• _TEXT PASSAGE_:

[Paper] BUILD-AND-FIND: An Effort-Aware Protocol for Evaluating Agent-Managed Codebases

Published: 4 days ago (May 7, 2026 at 08:35 AM EDT)

5 min read

Source: arXiv

Source: arXiv - 2605.06136v1

Overview

The paper BUILD‑AND‑FIND proposes a new evaluation protocol for code‑generation agents that goes beyond “does the program run correctly?” — it asks whether downstream agents can understand and reuse a repository that was created by an upstream agent. In other words, the work treats a generated codebase as a communication artifact and measures how much effort is needed for a second agent to recover the original design intent.

Key Contributions

Effort‑aware evaluation protocol – introduces builder and finder roles that separate code creation from intent recovery, allowing measurement of both correctness and inspectability.
Multi‑dimensional metrics – defines recovery accuracy, repeatability, implementation coverage, and inspection effort (e.g., number of lines inspected, time spent).
Control conditions – includes “question‑only” and “spec‑only” baselines to isolate the value of the generated artifact itself.

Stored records
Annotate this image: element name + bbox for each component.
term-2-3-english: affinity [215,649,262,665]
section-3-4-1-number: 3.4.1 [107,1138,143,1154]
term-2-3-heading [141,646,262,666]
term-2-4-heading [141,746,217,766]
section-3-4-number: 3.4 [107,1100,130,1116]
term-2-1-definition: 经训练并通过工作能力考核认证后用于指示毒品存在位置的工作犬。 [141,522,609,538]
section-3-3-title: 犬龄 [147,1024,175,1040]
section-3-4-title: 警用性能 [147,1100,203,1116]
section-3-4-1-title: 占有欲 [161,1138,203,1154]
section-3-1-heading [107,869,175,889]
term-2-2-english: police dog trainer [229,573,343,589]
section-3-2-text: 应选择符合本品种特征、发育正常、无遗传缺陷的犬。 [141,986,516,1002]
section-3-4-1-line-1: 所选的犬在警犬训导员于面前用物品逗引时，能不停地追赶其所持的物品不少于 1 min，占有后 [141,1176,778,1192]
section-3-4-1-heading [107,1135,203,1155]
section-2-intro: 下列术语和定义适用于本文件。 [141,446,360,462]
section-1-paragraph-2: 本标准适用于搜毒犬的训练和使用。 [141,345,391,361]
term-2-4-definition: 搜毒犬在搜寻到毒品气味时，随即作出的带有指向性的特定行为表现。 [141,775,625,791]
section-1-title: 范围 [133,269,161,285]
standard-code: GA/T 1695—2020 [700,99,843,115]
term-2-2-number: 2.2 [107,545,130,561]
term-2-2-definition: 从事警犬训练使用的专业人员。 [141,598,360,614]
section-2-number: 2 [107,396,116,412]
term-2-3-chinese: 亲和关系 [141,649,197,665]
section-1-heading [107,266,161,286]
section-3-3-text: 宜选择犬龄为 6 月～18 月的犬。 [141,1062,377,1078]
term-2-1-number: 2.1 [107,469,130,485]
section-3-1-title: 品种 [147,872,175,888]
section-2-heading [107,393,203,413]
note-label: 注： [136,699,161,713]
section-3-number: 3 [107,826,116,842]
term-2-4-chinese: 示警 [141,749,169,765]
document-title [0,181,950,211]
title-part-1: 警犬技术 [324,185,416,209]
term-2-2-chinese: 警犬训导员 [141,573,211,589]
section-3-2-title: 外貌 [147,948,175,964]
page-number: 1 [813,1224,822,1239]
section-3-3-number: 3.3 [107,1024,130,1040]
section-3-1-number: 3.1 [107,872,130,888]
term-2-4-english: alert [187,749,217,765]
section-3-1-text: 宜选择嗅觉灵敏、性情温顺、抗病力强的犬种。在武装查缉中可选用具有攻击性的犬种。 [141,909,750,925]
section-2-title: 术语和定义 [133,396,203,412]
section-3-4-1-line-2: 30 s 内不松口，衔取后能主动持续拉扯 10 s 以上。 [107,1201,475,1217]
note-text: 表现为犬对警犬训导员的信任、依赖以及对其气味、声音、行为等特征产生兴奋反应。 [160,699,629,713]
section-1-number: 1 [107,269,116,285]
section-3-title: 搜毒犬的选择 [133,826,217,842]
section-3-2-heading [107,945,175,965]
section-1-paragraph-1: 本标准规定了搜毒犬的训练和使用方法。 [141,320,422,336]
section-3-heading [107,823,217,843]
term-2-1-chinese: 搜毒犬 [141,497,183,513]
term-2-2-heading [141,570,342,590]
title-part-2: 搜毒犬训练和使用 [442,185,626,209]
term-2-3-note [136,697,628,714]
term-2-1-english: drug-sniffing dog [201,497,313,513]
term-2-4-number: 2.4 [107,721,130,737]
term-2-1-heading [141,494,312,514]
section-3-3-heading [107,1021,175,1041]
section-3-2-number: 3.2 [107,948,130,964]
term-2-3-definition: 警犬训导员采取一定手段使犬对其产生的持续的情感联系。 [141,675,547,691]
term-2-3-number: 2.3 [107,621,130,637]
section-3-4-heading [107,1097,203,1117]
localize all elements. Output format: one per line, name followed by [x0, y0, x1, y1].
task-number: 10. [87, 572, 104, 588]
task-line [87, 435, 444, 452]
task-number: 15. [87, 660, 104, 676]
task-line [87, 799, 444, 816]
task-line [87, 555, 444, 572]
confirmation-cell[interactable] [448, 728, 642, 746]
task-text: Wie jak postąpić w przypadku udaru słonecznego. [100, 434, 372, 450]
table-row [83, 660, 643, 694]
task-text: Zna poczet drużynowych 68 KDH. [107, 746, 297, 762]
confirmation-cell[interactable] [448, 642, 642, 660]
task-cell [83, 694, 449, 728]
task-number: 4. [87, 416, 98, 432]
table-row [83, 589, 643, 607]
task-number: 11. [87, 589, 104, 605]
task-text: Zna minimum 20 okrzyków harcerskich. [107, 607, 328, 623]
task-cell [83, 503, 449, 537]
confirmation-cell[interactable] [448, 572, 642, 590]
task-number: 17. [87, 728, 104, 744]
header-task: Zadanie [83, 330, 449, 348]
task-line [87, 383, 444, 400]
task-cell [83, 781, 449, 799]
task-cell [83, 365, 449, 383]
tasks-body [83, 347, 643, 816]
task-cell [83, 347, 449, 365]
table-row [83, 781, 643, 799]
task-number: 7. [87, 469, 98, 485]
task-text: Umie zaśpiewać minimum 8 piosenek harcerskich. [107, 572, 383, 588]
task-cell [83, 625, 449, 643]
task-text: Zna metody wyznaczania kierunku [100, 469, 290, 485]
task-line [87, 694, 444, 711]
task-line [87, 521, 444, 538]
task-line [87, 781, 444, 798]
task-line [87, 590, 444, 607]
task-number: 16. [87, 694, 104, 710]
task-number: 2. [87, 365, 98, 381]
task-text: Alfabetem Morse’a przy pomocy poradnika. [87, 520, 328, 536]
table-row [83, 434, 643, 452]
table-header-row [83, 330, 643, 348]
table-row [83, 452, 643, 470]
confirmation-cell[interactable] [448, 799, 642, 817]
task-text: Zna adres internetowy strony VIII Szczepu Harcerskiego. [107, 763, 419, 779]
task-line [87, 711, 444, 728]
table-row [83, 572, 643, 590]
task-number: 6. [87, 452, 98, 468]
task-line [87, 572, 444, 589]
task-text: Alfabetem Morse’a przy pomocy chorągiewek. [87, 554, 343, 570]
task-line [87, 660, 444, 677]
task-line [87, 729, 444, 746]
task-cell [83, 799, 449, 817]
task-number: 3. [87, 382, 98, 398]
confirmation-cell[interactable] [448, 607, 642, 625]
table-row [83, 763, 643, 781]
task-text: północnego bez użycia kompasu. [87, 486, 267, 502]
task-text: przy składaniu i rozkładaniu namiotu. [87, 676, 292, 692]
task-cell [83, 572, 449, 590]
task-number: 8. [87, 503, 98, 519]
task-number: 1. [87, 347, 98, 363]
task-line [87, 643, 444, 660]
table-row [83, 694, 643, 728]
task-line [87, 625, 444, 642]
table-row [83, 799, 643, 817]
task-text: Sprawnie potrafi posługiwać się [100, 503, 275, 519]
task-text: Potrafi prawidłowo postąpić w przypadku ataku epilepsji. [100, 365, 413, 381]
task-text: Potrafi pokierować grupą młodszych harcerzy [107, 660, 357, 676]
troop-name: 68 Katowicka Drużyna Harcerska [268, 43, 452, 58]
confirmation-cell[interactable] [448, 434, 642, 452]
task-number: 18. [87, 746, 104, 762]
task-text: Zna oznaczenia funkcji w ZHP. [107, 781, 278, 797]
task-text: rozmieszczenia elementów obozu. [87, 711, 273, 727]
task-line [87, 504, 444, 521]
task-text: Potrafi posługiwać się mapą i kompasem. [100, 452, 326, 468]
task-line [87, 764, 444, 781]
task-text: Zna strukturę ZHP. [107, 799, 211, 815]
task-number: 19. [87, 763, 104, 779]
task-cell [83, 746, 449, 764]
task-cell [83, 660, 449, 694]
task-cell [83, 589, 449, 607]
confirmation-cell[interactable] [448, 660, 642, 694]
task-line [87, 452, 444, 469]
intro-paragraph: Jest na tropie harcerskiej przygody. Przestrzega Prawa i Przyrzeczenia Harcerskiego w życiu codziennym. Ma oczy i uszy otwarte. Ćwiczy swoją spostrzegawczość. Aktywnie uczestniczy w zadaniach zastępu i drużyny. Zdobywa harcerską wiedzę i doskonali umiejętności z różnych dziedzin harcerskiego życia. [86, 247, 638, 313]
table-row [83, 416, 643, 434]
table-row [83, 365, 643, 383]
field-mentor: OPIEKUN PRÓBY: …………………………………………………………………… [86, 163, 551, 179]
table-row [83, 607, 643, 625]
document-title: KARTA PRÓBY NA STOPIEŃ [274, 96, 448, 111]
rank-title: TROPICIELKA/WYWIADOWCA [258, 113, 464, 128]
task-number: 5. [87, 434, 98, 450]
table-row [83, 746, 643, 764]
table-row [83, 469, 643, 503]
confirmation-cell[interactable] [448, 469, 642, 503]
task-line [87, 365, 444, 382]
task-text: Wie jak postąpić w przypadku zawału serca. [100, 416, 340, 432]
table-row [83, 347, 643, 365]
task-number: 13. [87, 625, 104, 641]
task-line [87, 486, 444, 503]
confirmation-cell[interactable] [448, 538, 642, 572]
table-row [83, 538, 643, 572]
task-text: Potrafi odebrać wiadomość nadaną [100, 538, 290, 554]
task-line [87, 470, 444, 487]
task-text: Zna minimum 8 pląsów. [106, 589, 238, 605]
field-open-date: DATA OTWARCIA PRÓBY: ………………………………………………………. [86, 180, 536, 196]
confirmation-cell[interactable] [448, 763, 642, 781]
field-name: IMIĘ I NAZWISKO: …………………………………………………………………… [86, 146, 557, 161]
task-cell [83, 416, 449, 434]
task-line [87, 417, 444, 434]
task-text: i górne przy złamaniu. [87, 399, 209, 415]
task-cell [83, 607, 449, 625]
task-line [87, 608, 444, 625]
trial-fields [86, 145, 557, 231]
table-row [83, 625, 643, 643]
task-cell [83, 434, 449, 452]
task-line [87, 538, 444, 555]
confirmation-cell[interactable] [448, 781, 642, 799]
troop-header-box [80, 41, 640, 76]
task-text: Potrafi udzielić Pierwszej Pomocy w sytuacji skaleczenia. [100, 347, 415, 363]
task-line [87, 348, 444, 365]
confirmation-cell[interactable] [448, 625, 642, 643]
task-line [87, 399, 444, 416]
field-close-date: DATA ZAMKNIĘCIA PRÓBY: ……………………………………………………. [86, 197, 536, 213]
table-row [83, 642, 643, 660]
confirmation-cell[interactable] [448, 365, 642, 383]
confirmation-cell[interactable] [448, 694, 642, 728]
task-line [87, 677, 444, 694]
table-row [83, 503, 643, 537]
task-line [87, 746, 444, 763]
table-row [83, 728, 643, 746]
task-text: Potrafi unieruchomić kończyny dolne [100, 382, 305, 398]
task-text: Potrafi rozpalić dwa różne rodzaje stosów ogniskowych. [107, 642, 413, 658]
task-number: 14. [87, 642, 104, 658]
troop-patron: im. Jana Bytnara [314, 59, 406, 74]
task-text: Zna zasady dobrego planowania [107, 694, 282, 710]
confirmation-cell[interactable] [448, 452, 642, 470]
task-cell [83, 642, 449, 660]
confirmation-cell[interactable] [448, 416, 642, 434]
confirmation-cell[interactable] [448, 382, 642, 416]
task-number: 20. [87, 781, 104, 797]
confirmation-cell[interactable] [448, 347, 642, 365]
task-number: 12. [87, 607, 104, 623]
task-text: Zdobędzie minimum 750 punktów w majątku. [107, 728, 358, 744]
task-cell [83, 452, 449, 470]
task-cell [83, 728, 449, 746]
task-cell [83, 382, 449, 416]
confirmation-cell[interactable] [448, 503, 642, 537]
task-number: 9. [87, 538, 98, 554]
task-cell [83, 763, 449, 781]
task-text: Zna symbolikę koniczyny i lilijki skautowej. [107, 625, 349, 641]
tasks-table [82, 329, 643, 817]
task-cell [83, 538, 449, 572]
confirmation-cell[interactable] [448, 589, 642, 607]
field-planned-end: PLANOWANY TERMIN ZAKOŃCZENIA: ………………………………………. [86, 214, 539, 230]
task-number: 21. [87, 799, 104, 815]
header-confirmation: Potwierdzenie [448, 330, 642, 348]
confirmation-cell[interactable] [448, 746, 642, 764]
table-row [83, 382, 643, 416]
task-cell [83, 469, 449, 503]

• _TASKS AND EXERCISES_:
1. From the paper summary, list every metric that the contributions say the protocol defines.
2. Edit the paper summary: begin at the words "The paper BUILD‑AND‑FIND" and stop after "original design intent.", and replace "communication artifact" with "shared document".

• _SOLVED PROBLEMS_:
1.
- Recovery accuracy
- Repeatability
- Implementation coverage
- Inspection effort

2.
The paper BUILD‑AND‑FIND proposes a new evaluation protocol for code‑generation agents that goes beyond “does the program run correctly?” — it asks whether downstream agents can understand and reuse a repository that was created by an upstream agent. In other words, the work treats a generated codebase as a shared document and measures how much effort is needed for a second agent to recover the original design intent.